-- Dataset rows --
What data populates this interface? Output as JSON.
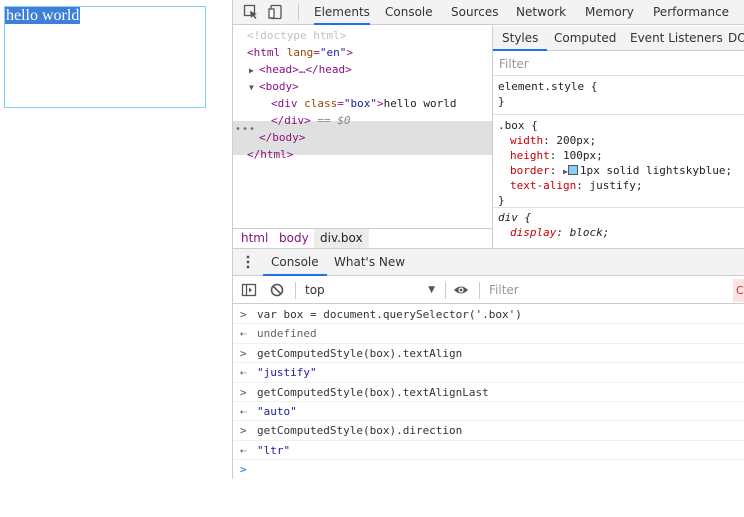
{
  "page": {
    "box_text": "hello world"
  },
  "devtools": {
    "main_tabs": [
      "Elements",
      "Console",
      "Sources",
      "Network",
      "Memory",
      "Performance"
    ],
    "active_main_tab": "Elements",
    "dom": {
      "doctype": "<!doctype html>",
      "html_open_tag": "<html",
      "html_attr_name": "lang",
      "html_attr_val": "\"en\"",
      "head_line": "<head>…</head>",
      "body_open": "<body>",
      "div_open_tag": "<div",
      "div_attr_name": "class",
      "div_attr_val": "\"box\"",
      "div_text": "hello world",
      "div_close": "</div>",
      "div_marker": "== $0",
      "body_close": "</body>",
      "html_close": "</html>",
      "dots": "•••"
    },
    "breadcrumb": [
      "html",
      "body",
      "div.box"
    ],
    "styles": {
      "tabs": [
        "Styles",
        "Computed",
        "Event Listeners",
        "DO"
      ],
      "filter_placeholder": "Filter",
      "element_style_selector": "element.style {",
      "close_brace": "}",
      "box_selector": ".box {",
      "box_props": [
        {
          "name": "width",
          "value": "200px;"
        },
        {
          "name": "height",
          "value": "100px;"
        },
        {
          "name": "border",
          "value": "1px solid lightskyblue;"
        },
        {
          "name": "text-align",
          "value": "justify;"
        }
      ],
      "swatch_color": "#87cefa",
      "div_selector": "div {",
      "div_props": [
        {
          "name": "display",
          "value": "block;"
        }
      ]
    },
    "drawer": {
      "tabs": [
        "Console",
        "What's New"
      ],
      "active_tab": "Console",
      "context": "top",
      "filter_placeholder": "Filter",
      "filter_edge": "C"
    },
    "console_lines": [
      {
        "kind": "input",
        "text": "var box = document.querySelector('.box')"
      },
      {
        "kind": "output",
        "text": "undefined"
      },
      {
        "kind": "input",
        "text": "getComputedStyle(box).textAlign"
      },
      {
        "kind": "output",
        "text": "\"justify\""
      },
      {
        "kind": "input",
        "text": "getComputedStyle(box).textAlignLast"
      },
      {
        "kind": "output",
        "text": "\"auto\""
      },
      {
        "kind": "input",
        "text": "getComputedStyle(box).direction"
      },
      {
        "kind": "output",
        "text": "\"ltr\""
      }
    ],
    "prompt_chevron": ">",
    "input_chevron": ">",
    "output_chevron": "⇠"
  },
  "colors": {
    "accent": "#1a73e8",
    "tag": "#881280",
    "attr_name": "#994500",
    "attr_value": "#1a1aa6",
    "property": "#c80000",
    "selection": "#3e7fd8"
  }
}
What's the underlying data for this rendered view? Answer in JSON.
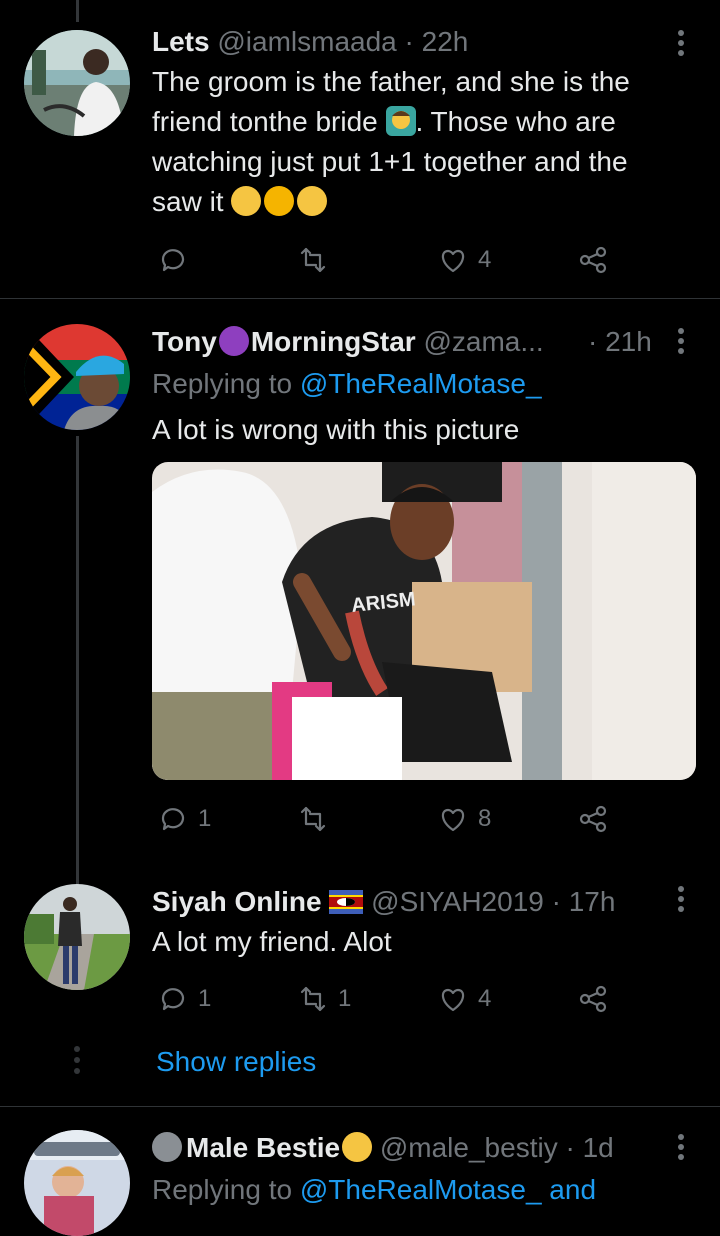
{
  "tweet1": {
    "name": "Lets",
    "handle": "@iamlsmaada",
    "dot": "·",
    "time": "22h",
    "text_l1": "The groom is the father, and she is the",
    "text_l2a": "friend tonthe bride",
    "text_l2b": ". Those who are",
    "text_l3": "watching just put 1+1 together and the",
    "text_l4": "saw it",
    "likes": "4"
  },
  "tweet2": {
    "name_a": "Tony",
    "name_b": "MorningStar",
    "handle": "@zama...",
    "time": "· 21h",
    "replying_prefix": "Replying to ",
    "replying_to": "@TheRealMotase_",
    "text": "A lot is wrong with this picture",
    "image_text": "ARISM",
    "replies": "1",
    "likes": "8"
  },
  "tweet3": {
    "name": "Siyah Online",
    "handle": "@SIYAH2019",
    "dot": "·",
    "time": "17h",
    "text": "A lot my friend. Alot",
    "replies": "1",
    "retweets": "1",
    "likes": "4"
  },
  "show_replies": "Show replies",
  "tweet4": {
    "name": "Male Bestie",
    "handle": "@male_bestiy",
    "dot": "·",
    "time": "1d",
    "replying_prefix": "Replying to ",
    "replying_to": "@TheRealMotase_ and"
  },
  "colors": {
    "accent": "#1d9bf0",
    "secondary": "#71767b",
    "text": "#e7e9ea",
    "background": "#000000"
  },
  "icons": [
    "reply-icon",
    "retweet-icon",
    "like-icon",
    "share-icon",
    "more-icon"
  ]
}
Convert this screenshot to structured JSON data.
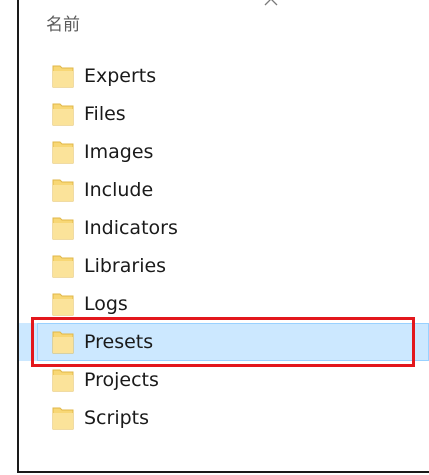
{
  "colors": {
    "selection_bg": "#cce8ff",
    "selection_border": "#99d1ff",
    "highlight": "#e3171d",
    "folder": "#f8d775"
  },
  "header": {
    "label": "名前",
    "sort_icon": "chevron-up-icon"
  },
  "folders": [
    {
      "label": "Experts",
      "selected": false
    },
    {
      "label": "Files",
      "selected": false
    },
    {
      "label": "Images",
      "selected": false
    },
    {
      "label": "Include",
      "selected": false
    },
    {
      "label": "Indicators",
      "selected": false
    },
    {
      "label": "Libraries",
      "selected": false
    },
    {
      "label": "Logs",
      "selected": false
    },
    {
      "label": "Presets",
      "selected": true
    },
    {
      "label": "Projects",
      "selected": false
    },
    {
      "label": "Scripts",
      "selected": false
    }
  ]
}
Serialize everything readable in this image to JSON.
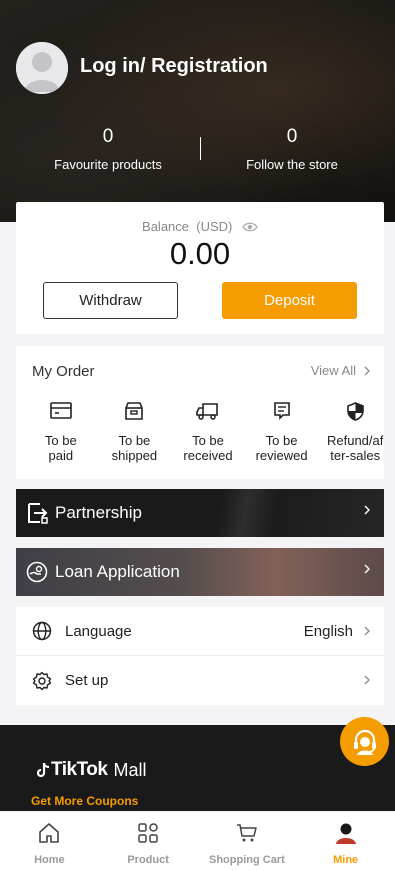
{
  "header": {
    "login_title": "Log in/ Registration",
    "stats": [
      {
        "value": "0",
        "label": "Favourite products"
      },
      {
        "value": "0",
        "label": "Follow the store"
      }
    ]
  },
  "balance": {
    "label": "Balance  (USD)",
    "value": "0.00",
    "withdraw_label": "Withdraw",
    "deposit_label": "Deposit"
  },
  "orders": {
    "title": "My Order",
    "view_all": "View All",
    "items": [
      {
        "icon": "wallet-icon",
        "label": "To be paid"
      },
      {
        "icon": "package-icon",
        "label": "To be shipped"
      },
      {
        "icon": "truck-icon",
        "label": "To be received"
      },
      {
        "icon": "review-icon",
        "label": "To be reviewed"
      },
      {
        "icon": "shield-icon",
        "label": "Refund/after-sales"
      }
    ]
  },
  "banners": {
    "partnership": "Partnership",
    "loan": "Loan Application"
  },
  "settings": {
    "language_label": "Language",
    "language_value": "English",
    "setup_label": "Set up"
  },
  "footer": {
    "brand_tiktok": "TikTok",
    "brand_mall": "Mall",
    "coupons": "Get More Coupons"
  },
  "nav": [
    {
      "label": "Home",
      "active": false
    },
    {
      "label": "Product",
      "active": false
    },
    {
      "label": "Shopping Cart",
      "active": false
    },
    {
      "label": "Mine",
      "active": true
    }
  ],
  "colors": {
    "accent": "#f59c00",
    "dark": "#1a1a1a"
  }
}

-- Stated problem --
Search the records for the word "world" and copy every line where it occurs.

-- Task response --
    "box_text": "hello world"
      "div_text": "hello world",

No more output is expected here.